── PROVIDED DATA
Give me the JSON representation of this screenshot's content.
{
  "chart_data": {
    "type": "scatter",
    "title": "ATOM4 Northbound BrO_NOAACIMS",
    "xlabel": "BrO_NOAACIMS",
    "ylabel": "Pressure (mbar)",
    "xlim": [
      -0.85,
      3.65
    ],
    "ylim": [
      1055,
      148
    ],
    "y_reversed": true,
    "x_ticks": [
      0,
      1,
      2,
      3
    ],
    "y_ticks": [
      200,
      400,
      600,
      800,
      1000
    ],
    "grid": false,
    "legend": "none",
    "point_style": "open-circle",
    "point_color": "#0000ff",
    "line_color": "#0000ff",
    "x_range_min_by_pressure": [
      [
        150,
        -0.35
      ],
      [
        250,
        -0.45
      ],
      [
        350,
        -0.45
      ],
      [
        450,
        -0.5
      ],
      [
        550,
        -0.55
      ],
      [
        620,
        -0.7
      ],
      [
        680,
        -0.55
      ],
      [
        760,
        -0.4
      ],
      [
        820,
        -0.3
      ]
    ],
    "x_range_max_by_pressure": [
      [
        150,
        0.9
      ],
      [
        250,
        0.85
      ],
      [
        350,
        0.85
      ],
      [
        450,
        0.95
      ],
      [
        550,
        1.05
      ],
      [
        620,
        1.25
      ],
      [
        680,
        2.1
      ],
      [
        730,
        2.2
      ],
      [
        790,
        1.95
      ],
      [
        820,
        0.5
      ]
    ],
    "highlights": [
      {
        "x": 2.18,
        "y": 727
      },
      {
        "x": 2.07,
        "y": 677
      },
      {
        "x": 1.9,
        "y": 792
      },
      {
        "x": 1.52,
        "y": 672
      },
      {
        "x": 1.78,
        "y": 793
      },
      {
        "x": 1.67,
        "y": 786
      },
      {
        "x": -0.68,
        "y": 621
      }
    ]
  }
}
────
- [TASK REQUIREMENTS] Type out the entries again, word for word.

- [THE OUTPUT]
Give me the JSON representation of this screenshot's content.
{
  "chart_data": {
    "type": "scatter",
    "title": "ATOM4 Northbound BrO_NOAACIMS",
    "xlabel": "BrO_NOAACIMS",
    "ylabel": "Pressure (mbar)",
    "xlim": [
      -0.85,
      3.65
    ],
    "ylim": [
      1055,
      148
    ],
    "y_reversed": true,
    "x_ticks": [
      0,
      1,
      2,
      3
    ],
    "y_ticks": [
      200,
      400,
      600,
      800,
      1000
    ],
    "grid": false,
    "legend": "none",
    "point_style": "open-circle",
    "point_color": "#0000ff",
    "line_color": "#0000ff",
    "x_range_min_by_pressure": [
      [
        150,
        -0.35
      ],
      [
        250,
        -0.45
      ],
      [
        350,
        -0.45
      ],
      [
        450,
        -0.5
      ],
      [
        550,
        -0.55
      ],
      [
        620,
        -0.7
      ],
      [
        680,
        -0.55
      ],
      [
        760,
        -0.4
      ],
      [
        820,
        -0.3
      ]
    ],
    "x_range_max_by_pressure": [
      [
        150,
        0.9
      ],
      [
        250,
        0.85
      ],
      [
        350,
        0.85
      ],
      [
        450,
        0.95
      ],
      [
        550,
        1.05
      ],
      [
        620,
        1.25
      ],
      [
        680,
        2.1
      ],
      [
        730,
        2.2
      ],
      [
        790,
        1.95
      ],
      [
        820,
        0.5
      ]
    ],
    "highlights": [
      {
        "x": 2.18,
        "y": 727
      },
      {
        "x": 2.07,
        "y": 677
      },
      {
        "x": 1.9,
        "y": 792
      },
      {
        "x": 1.52,
        "y": 672
      },
      {
        "x": 1.78,
        "y": 793
      },
      {
        "x": 1.67,
        "y": 786
      },
      {
        "x": -0.68,
        "y": 621
      }
    ]
  }
}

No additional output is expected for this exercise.